What the exercise asks: Search the listing below for "Time". Copy each matching line.

━━━ Input records

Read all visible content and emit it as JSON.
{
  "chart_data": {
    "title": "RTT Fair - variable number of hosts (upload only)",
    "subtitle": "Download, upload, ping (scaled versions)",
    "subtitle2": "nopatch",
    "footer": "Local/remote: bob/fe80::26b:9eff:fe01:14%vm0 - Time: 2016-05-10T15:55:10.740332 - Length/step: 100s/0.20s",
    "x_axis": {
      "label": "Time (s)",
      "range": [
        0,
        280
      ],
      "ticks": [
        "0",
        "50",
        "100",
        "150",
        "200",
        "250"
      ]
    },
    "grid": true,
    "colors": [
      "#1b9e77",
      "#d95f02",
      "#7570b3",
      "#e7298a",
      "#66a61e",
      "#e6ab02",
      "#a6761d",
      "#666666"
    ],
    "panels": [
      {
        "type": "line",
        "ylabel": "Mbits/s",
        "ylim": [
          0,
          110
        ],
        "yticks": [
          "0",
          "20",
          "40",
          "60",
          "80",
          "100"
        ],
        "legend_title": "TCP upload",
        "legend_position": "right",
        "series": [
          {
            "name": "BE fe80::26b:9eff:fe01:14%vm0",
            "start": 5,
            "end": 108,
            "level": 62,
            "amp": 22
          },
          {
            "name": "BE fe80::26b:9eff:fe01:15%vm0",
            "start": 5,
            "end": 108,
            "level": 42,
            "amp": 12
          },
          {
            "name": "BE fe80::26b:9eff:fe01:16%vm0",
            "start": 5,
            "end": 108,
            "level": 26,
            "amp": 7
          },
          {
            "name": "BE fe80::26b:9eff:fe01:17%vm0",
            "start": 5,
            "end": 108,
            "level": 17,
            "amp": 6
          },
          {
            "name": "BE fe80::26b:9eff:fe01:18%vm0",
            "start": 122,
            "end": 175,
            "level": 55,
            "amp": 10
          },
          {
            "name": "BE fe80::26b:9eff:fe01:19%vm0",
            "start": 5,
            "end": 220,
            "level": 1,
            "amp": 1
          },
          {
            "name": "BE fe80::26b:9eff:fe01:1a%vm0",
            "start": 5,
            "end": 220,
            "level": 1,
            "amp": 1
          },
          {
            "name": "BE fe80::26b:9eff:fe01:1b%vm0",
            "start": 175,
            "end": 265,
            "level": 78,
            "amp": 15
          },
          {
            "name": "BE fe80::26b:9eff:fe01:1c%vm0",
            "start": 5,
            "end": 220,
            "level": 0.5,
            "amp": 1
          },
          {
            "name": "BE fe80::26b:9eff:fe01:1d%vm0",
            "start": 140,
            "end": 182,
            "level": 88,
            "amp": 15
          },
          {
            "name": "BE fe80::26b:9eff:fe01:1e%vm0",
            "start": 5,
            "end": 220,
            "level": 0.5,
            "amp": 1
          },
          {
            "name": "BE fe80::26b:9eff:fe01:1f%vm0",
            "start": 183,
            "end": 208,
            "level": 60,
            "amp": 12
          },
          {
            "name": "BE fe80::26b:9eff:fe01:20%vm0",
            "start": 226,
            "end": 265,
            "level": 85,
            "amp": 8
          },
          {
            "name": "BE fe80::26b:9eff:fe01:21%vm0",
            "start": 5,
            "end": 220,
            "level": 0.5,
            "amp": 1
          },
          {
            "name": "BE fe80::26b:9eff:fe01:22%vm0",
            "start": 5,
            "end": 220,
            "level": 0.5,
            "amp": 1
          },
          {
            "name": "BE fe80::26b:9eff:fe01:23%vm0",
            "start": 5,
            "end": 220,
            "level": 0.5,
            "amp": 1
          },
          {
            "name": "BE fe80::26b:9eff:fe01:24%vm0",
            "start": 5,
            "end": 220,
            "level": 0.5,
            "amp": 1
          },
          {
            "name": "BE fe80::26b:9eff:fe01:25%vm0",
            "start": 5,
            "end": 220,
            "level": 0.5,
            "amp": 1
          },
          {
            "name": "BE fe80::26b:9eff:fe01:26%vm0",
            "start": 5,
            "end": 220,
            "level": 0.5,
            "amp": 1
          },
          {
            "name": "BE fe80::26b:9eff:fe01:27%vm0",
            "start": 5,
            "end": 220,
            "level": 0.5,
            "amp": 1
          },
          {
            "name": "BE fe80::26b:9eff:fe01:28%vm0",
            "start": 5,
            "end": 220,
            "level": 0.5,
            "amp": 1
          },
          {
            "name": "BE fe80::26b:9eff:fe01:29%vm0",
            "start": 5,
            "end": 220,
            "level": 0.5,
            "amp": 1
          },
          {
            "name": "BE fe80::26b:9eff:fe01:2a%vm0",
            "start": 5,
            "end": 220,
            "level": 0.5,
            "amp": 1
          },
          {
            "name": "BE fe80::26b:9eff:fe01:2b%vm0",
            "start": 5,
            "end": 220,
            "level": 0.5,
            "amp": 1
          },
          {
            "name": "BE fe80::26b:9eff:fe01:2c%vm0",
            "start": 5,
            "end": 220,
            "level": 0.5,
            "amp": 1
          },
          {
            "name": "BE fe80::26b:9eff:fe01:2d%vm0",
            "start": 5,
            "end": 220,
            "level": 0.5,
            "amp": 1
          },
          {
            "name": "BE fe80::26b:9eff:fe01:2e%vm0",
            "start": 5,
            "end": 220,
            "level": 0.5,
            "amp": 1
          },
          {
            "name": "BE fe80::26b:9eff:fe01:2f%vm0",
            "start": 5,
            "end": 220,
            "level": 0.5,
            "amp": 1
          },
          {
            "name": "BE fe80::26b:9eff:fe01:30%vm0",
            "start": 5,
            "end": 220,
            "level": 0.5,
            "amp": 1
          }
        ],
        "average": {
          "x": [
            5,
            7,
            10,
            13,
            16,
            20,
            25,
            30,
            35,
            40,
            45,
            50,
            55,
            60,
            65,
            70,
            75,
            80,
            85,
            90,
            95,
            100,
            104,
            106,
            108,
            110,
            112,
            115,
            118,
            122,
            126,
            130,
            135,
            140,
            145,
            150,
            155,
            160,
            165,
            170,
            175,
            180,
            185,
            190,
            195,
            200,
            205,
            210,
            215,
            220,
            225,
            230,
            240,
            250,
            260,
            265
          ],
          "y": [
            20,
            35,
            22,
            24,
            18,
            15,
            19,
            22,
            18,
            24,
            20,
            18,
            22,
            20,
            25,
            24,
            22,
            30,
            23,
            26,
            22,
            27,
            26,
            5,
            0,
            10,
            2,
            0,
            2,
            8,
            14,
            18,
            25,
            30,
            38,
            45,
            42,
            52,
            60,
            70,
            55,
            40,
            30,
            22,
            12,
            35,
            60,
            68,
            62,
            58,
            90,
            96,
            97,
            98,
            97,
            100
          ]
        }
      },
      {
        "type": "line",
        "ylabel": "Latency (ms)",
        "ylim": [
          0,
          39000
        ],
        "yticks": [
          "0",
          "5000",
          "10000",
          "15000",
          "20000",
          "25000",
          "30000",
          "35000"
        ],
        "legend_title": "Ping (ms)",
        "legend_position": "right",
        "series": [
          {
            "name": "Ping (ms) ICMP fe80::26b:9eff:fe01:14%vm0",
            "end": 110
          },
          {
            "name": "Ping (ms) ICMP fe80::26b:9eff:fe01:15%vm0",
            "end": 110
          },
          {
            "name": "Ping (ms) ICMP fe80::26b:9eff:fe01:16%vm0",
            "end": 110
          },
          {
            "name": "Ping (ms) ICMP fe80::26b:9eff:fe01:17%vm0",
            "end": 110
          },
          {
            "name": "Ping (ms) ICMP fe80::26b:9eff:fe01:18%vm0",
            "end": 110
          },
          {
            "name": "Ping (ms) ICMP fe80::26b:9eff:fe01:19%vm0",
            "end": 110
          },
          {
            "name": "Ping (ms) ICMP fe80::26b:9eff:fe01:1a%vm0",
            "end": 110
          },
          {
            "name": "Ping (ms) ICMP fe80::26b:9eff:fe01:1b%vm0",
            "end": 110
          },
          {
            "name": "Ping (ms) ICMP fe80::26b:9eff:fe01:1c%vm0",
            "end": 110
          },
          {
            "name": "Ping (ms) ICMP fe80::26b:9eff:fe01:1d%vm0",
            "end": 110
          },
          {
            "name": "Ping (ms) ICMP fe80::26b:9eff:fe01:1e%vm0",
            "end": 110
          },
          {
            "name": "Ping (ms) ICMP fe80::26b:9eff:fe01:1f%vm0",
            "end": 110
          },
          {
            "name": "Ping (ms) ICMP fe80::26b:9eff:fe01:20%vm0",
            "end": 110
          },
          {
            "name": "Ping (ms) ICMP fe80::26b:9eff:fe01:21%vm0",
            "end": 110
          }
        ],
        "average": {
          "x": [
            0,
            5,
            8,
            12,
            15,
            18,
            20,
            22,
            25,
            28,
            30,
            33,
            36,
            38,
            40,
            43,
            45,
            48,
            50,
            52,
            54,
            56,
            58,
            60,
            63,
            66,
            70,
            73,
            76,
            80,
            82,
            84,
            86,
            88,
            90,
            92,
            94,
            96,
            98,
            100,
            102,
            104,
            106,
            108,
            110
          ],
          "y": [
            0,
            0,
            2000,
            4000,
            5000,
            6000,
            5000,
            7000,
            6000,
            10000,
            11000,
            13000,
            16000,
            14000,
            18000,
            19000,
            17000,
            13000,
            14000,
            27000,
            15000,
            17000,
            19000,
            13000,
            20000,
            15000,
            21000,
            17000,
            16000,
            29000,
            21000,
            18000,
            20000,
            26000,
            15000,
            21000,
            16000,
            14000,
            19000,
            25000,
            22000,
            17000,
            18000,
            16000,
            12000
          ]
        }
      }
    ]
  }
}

━━━━━━

Correct response:
    "footer": "Local/remote: bob/fe80::26b:9eff:fe01:14%vm0 - Time: 2016-05-10T15:55:10.740332 - Length/step: 100s/0.20s",
      "label": "Time (s)",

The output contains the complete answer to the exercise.